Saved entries
┄┄┄┄┄┄┄┄┄┄┄┄┄┄┄┄┄┄┄┄

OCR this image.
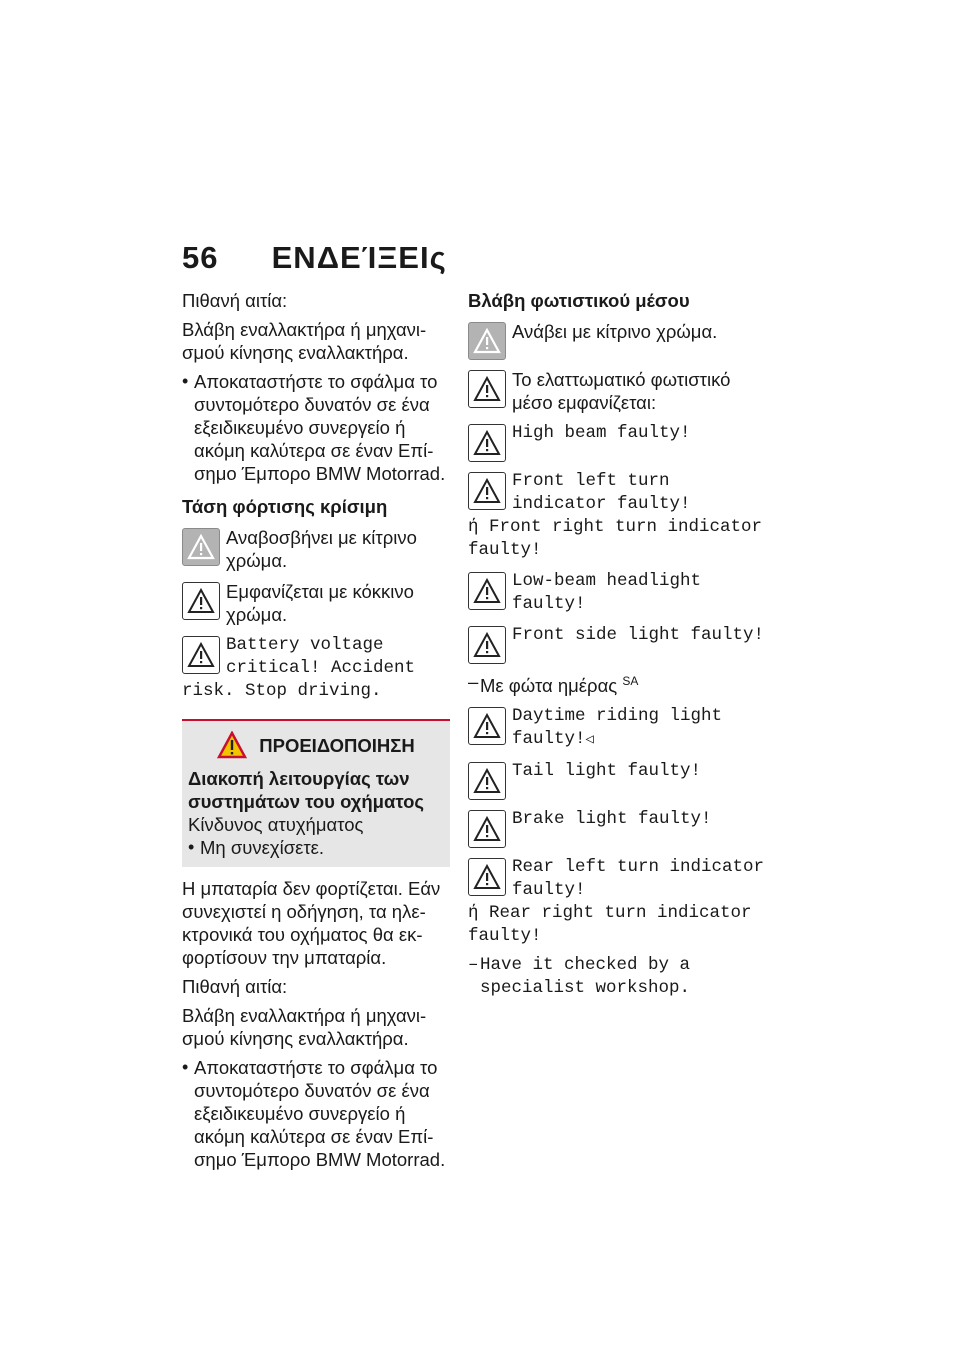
56 ΕΝΔΕΊΞΕΙς

Πιθανή αιτία:

Βλάβη εναλλακτήρα ή μηχανισμού κίνησης εναλλακτήρα.

• Αποκαταστήστε το σφάλμα το συντομότερο δυνατόν σε ένα εξειδικευμένο συνεργείο ή ακόμη καλύτερα σε έναν Επίσημο Έμπορο BMW Motorrad.
Τάση φόρτισης κρίσιμη
Αναβοσβήνει με κίτρινο χρώμα.
Εμφανίζεται με κόκκινο χρώμα.
Battery voltage
critical! Accident
risk. Stop driving.
ΠΡΟΕΙΔΟΠΟΙΗΣΗ
Διακοπή λειτουργίας των συστημάτων του οχήματος
Κίνδυνος ατυχήματος
• Μη συνεχίσετε.

Η μπαταρία δεν φορτίζεται. Εάν συνεχιστεί η οδήγηση, τα ηλεκτρονικά του οχήματος θα εκφορτίσουν την μπαταρία.

Πιθανή αιτία:

Βλάβη εναλλακτήρα ή μηχανισμού κίνησης εναλλακτήρα.

• Αποκαταστήστε το σφάλμα το συντομότερο δυνατόν σε ένα εξειδικευμένο συνεργείο ή ακόμη καλύτερα σε έναν Επίσημο Έμπορο BMW Motorrad.
Βλάβη φωτιστικού μέσου
Ανάβει με κίτρινο χρώμα.
Το ελαττωματικό φωτιστικό μέσο εμφανίζεται:
High beam faulty!
Front left turn indicator faulty!
ή Front right turn indicator faulty!
Low-beam headlight faulty!
Front side light faulty!
– Με φώτα ημέρας $^{SA}$
Daytime riding light faulty!◁
Tail light faulty!
Brake light faulty!
Rear left turn indicator faulty!
ή Rear right turn indicator faulty!
– Have it checked by a specialist workshop.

┄┄┄┄┄┄┄┄┄┄┄┄┄┄┄┄┄┄┄┄

## Task prompt
Omit every picture, and otherwise quote the entries exactly.

## Correct output
OCR this image.
56 ΕΝΔΕΊΞΕΙς

Πιθανή αιτία:

Βλάβη εναλλακτήρα ή μηχανισμού κίνησης εναλλακτήρα.

• Αποκαταστήστε το σφάλμα το συντομότερο δυνατόν σε ένα εξειδικευμένο συνεργείο ή ακόμη καλύτερα σε έναν Επίσημο Έμπορο BMW Motorrad.
Τάση φόρτισης κρίσιμη
Αναβοσβήνει με κίτρινο χρώμα.
Εμφανίζεται με κόκκινο χρώμα.
Battery voltage
critical! Accident
risk. Stop driving.
ΠΡΟΕΙΔΟΠΟΙΗΣΗ
Διακοπή λειτουργίας των συστημάτων του οχήματος
Κίνδυνος ατυχήματος
• Μη συνεχίσετε.

Η μπαταρία δεν φορτίζεται. Εάν συνεχιστεί η οδήγηση, τα ηλεκτρονικά του οχήματος θα εκφορτίσουν την μπαταρία.

Πιθανή αιτία:

Βλάβη εναλλακτήρα ή μηχανισμού κίνησης εναλλακτήρα.

• Αποκαταστήστε το σφάλμα το συντομότερο δυνατόν σε ένα εξειδικευμένο συνεργείο ή ακόμη καλύτερα σε έναν Επίσημο Έμπορο BMW Motorrad.
Βλάβη φωτιστικού μέσου
Ανάβει με κίτρινο χρώμα.
Το ελαττωματικό φωτιστικό μέσο εμφανίζεται:
High beam faulty!
Front left turn indicator faulty!
ή Front right turn indicator faulty!
Low-beam headlight faulty!
Front side light faulty!
– Με φώτα ημέρας $^{SA}$
Daytime riding light faulty!◁
Tail light faulty!
Brake light faulty!
Rear left turn indicator faulty!
ή Rear right turn indicator faulty!
– Have it checked by a specialist workshop.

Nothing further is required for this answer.